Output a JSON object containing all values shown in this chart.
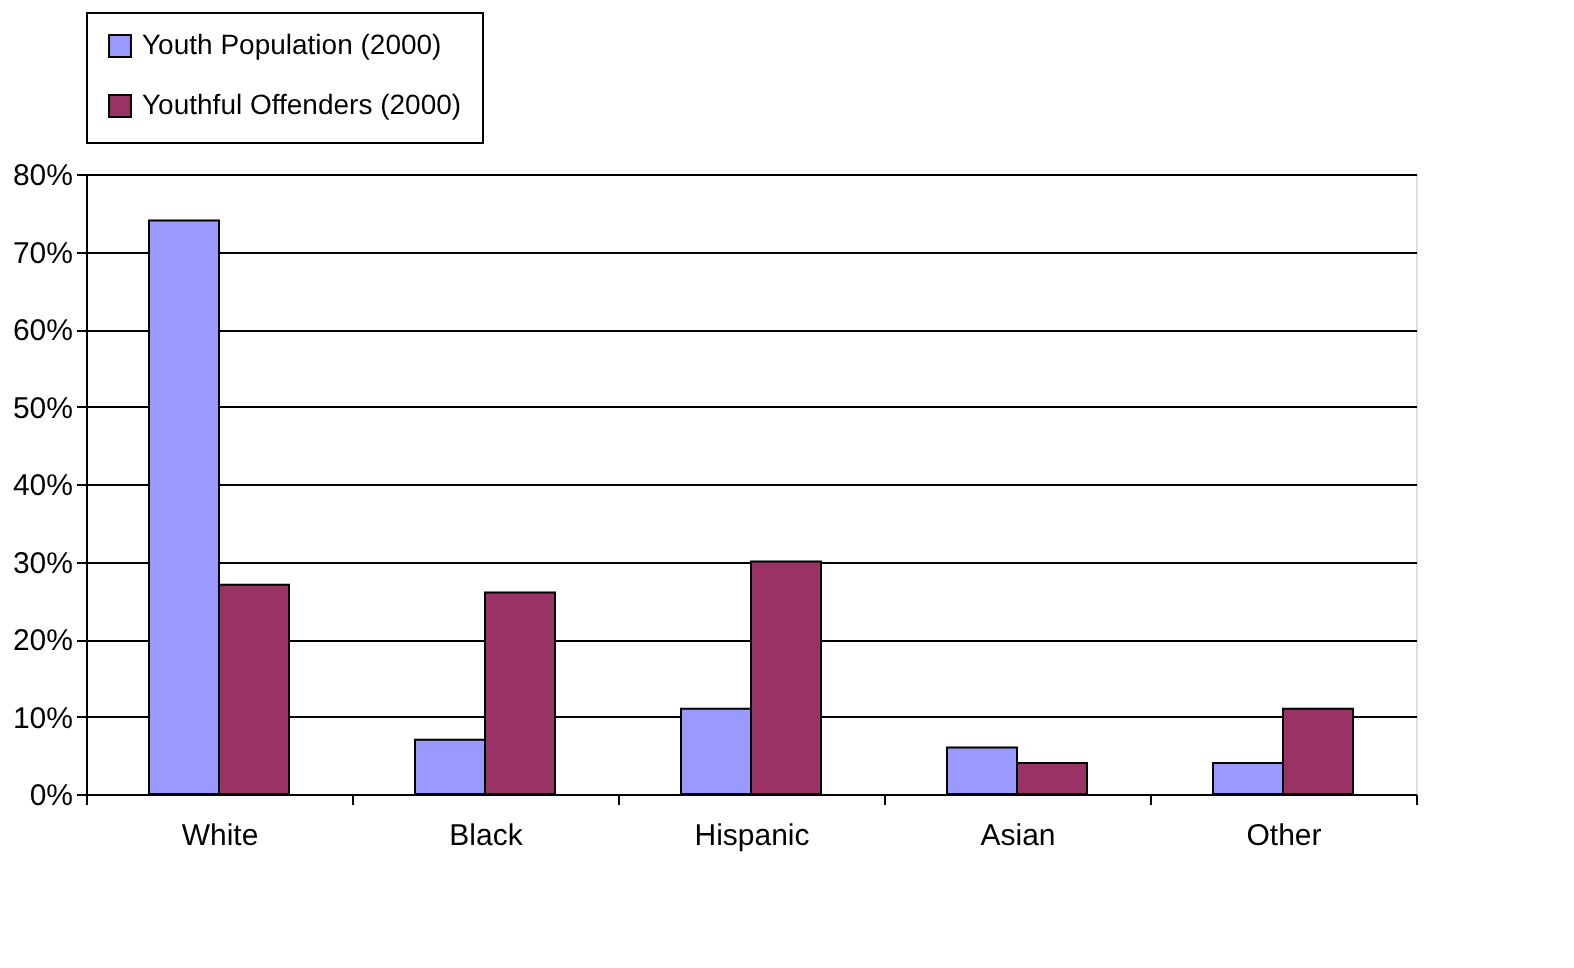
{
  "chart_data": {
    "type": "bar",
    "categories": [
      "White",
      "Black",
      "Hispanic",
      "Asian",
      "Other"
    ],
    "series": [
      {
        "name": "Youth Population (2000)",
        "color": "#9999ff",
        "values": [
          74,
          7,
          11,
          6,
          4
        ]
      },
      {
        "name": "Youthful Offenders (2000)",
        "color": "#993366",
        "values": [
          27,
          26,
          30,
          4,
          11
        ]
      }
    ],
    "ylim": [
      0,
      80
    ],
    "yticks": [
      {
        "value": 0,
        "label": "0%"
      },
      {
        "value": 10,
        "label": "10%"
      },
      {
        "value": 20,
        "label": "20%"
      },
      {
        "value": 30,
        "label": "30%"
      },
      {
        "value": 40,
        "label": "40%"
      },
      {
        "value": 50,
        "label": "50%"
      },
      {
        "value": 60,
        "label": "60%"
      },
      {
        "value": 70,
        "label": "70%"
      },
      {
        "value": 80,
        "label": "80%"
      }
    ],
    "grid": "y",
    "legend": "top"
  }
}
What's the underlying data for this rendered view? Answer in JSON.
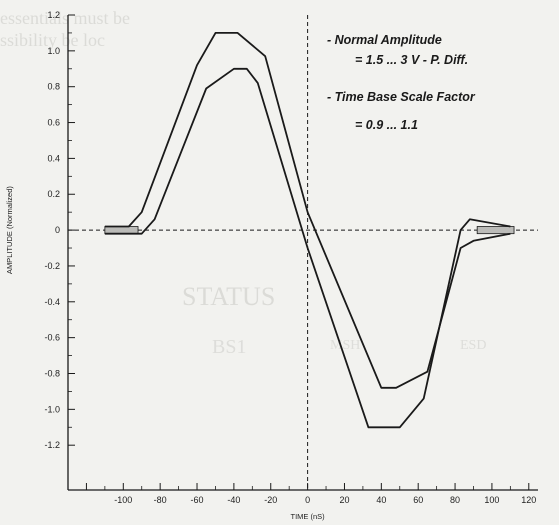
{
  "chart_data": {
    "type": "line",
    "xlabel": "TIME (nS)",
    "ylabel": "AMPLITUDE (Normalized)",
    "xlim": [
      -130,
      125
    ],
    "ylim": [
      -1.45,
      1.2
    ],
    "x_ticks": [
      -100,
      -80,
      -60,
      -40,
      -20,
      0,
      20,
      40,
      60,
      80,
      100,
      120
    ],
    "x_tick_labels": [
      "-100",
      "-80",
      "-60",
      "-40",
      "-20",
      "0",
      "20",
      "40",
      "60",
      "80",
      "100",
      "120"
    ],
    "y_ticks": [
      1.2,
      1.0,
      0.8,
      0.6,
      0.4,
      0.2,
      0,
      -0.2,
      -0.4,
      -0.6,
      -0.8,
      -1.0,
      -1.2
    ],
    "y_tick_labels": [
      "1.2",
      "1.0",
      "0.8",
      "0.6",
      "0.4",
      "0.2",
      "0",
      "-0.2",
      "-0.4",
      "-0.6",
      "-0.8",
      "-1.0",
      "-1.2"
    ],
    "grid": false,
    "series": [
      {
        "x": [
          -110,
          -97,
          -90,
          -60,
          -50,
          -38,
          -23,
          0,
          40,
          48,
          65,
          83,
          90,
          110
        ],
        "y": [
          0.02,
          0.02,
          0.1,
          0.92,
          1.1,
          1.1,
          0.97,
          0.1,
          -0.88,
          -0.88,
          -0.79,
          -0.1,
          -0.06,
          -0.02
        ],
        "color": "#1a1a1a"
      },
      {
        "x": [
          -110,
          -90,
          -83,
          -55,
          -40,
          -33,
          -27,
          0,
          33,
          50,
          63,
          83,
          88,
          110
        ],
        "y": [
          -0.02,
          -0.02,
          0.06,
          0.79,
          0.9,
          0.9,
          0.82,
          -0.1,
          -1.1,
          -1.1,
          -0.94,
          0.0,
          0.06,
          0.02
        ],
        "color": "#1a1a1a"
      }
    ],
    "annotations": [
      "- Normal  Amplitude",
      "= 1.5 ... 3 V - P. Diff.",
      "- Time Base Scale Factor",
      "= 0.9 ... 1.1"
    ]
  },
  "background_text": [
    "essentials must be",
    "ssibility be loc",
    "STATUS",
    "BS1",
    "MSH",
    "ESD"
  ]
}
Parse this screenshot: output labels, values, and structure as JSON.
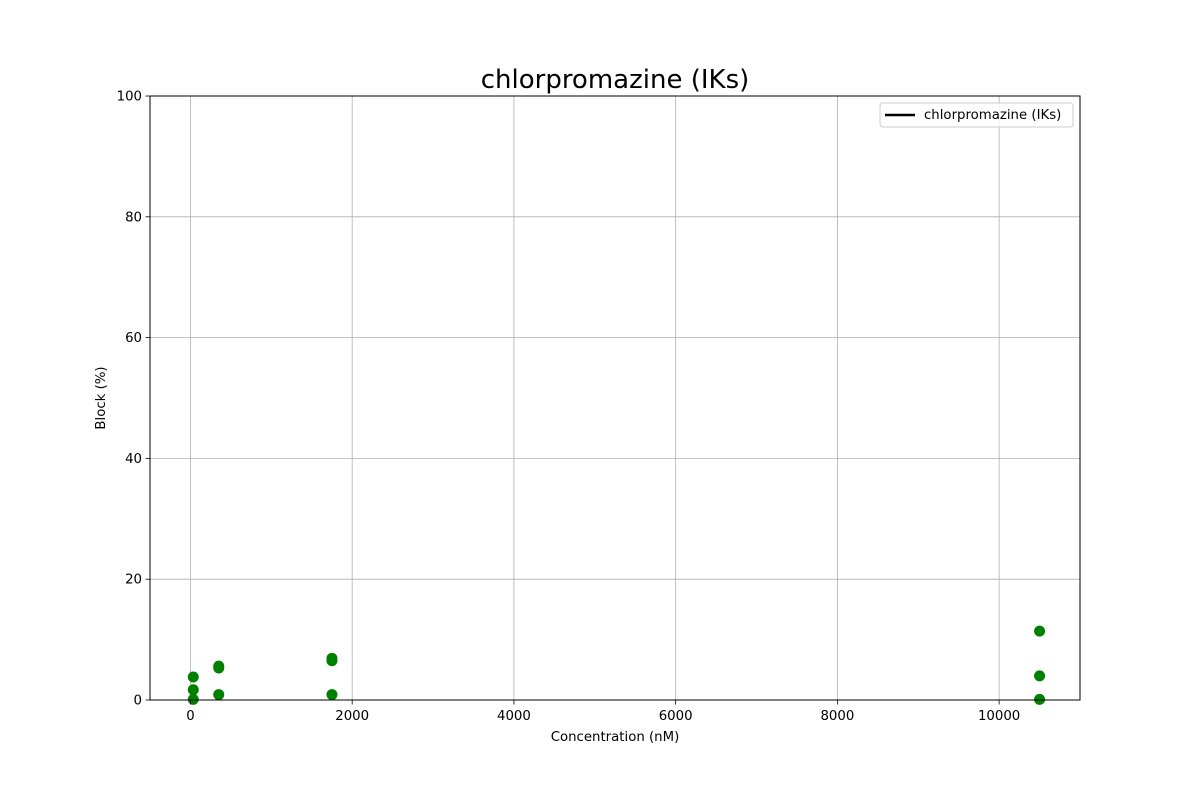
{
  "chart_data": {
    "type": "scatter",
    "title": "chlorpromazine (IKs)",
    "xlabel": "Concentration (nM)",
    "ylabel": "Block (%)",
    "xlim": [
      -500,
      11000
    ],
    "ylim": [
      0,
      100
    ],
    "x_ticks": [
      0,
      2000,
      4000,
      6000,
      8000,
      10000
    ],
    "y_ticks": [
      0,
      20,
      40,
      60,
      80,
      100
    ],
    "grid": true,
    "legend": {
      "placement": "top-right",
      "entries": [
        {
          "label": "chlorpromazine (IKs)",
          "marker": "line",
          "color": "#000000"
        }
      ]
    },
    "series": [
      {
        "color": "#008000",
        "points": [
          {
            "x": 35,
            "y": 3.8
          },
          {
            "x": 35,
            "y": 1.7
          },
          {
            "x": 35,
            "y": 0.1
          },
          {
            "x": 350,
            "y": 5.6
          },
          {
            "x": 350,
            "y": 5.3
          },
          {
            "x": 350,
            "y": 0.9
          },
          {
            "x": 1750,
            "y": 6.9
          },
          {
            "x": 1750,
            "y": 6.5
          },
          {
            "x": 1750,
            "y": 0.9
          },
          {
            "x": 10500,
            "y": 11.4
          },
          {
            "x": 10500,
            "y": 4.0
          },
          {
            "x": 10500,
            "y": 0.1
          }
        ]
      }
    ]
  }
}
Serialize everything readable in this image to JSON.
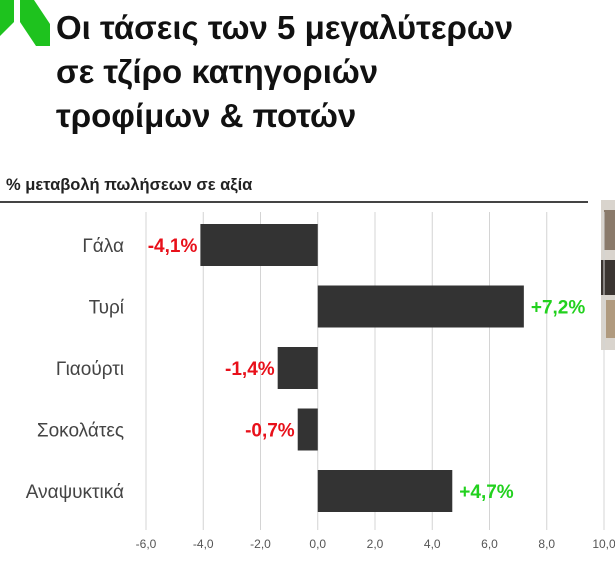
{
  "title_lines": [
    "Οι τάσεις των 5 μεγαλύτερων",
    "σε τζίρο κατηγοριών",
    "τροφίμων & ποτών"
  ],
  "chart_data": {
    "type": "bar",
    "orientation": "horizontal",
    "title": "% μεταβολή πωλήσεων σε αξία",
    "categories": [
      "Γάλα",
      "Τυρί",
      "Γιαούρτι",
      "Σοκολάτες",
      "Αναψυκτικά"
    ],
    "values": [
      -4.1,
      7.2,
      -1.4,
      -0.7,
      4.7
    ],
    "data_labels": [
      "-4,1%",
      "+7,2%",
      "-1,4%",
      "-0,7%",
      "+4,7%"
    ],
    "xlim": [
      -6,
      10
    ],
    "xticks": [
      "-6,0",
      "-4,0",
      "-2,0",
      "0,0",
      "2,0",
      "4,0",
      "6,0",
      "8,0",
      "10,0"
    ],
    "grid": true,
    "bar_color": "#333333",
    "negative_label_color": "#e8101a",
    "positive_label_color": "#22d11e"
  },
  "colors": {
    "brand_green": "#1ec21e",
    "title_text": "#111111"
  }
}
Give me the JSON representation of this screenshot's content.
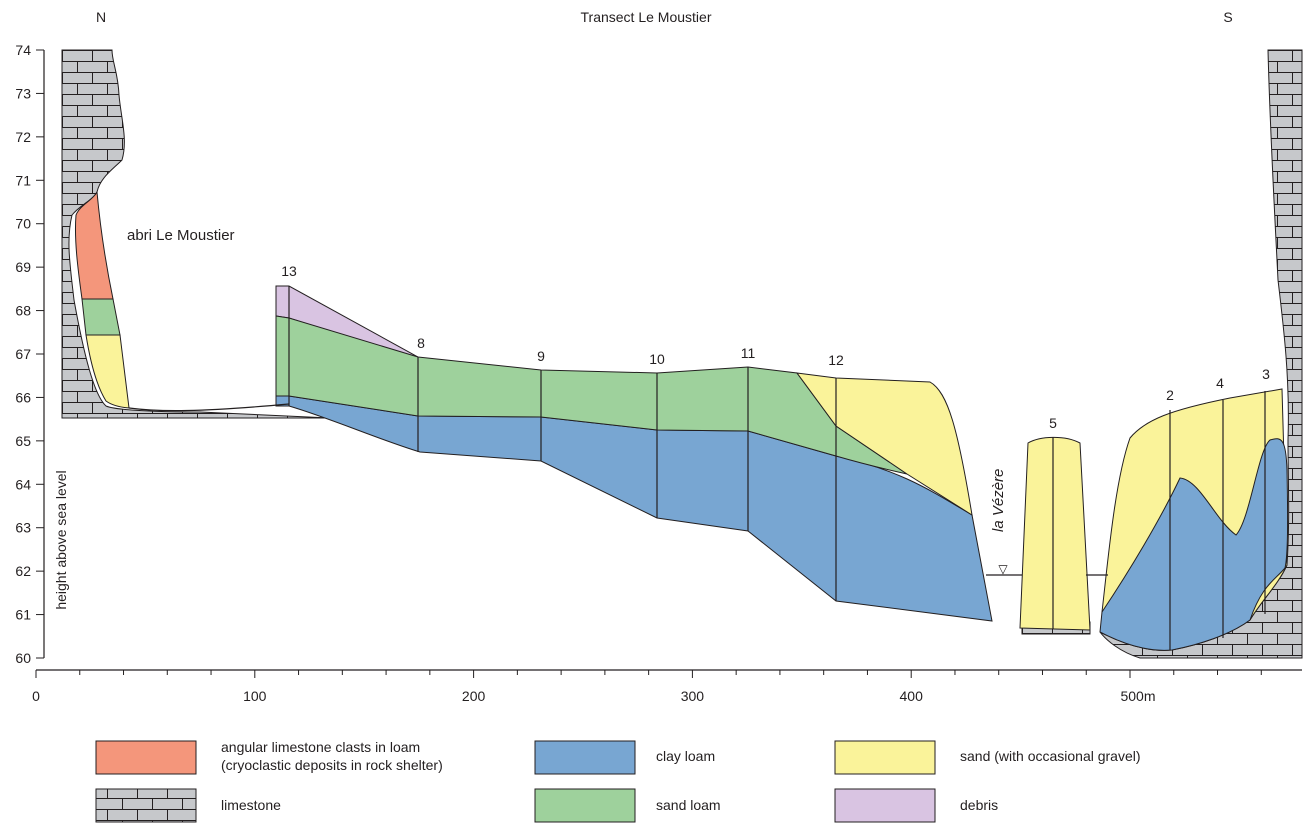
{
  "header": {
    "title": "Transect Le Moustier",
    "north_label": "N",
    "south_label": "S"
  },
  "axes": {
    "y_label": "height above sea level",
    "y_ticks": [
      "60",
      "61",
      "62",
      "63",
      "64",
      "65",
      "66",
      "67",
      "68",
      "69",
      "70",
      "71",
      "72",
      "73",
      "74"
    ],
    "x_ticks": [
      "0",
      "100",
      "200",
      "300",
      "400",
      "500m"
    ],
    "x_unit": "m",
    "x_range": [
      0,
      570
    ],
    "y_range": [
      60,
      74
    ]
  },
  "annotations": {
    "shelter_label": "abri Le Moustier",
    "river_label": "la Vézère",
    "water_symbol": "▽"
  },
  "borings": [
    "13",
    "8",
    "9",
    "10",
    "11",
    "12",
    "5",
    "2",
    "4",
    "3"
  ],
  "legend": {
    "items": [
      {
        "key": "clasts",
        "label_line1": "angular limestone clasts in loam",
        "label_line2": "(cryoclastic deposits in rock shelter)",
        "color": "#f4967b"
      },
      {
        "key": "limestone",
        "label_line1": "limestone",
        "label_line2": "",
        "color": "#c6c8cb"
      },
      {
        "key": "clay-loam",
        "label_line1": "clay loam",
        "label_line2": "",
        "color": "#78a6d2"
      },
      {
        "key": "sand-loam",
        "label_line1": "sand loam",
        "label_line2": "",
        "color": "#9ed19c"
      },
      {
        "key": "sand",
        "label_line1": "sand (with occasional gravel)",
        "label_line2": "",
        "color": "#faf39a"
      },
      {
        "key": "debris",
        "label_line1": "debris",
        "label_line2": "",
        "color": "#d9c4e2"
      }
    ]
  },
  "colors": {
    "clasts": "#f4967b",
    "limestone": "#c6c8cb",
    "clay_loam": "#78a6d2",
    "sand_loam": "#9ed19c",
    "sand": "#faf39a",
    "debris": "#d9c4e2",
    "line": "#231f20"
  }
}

--- WORK TO COMPLETE ---
Copy out every line with the word "chlorpromazine".

--- TASK SOLUTION ---
    "title": "chlorpromazine (IKs)",
          "label": "chlorpromazine (IKs)",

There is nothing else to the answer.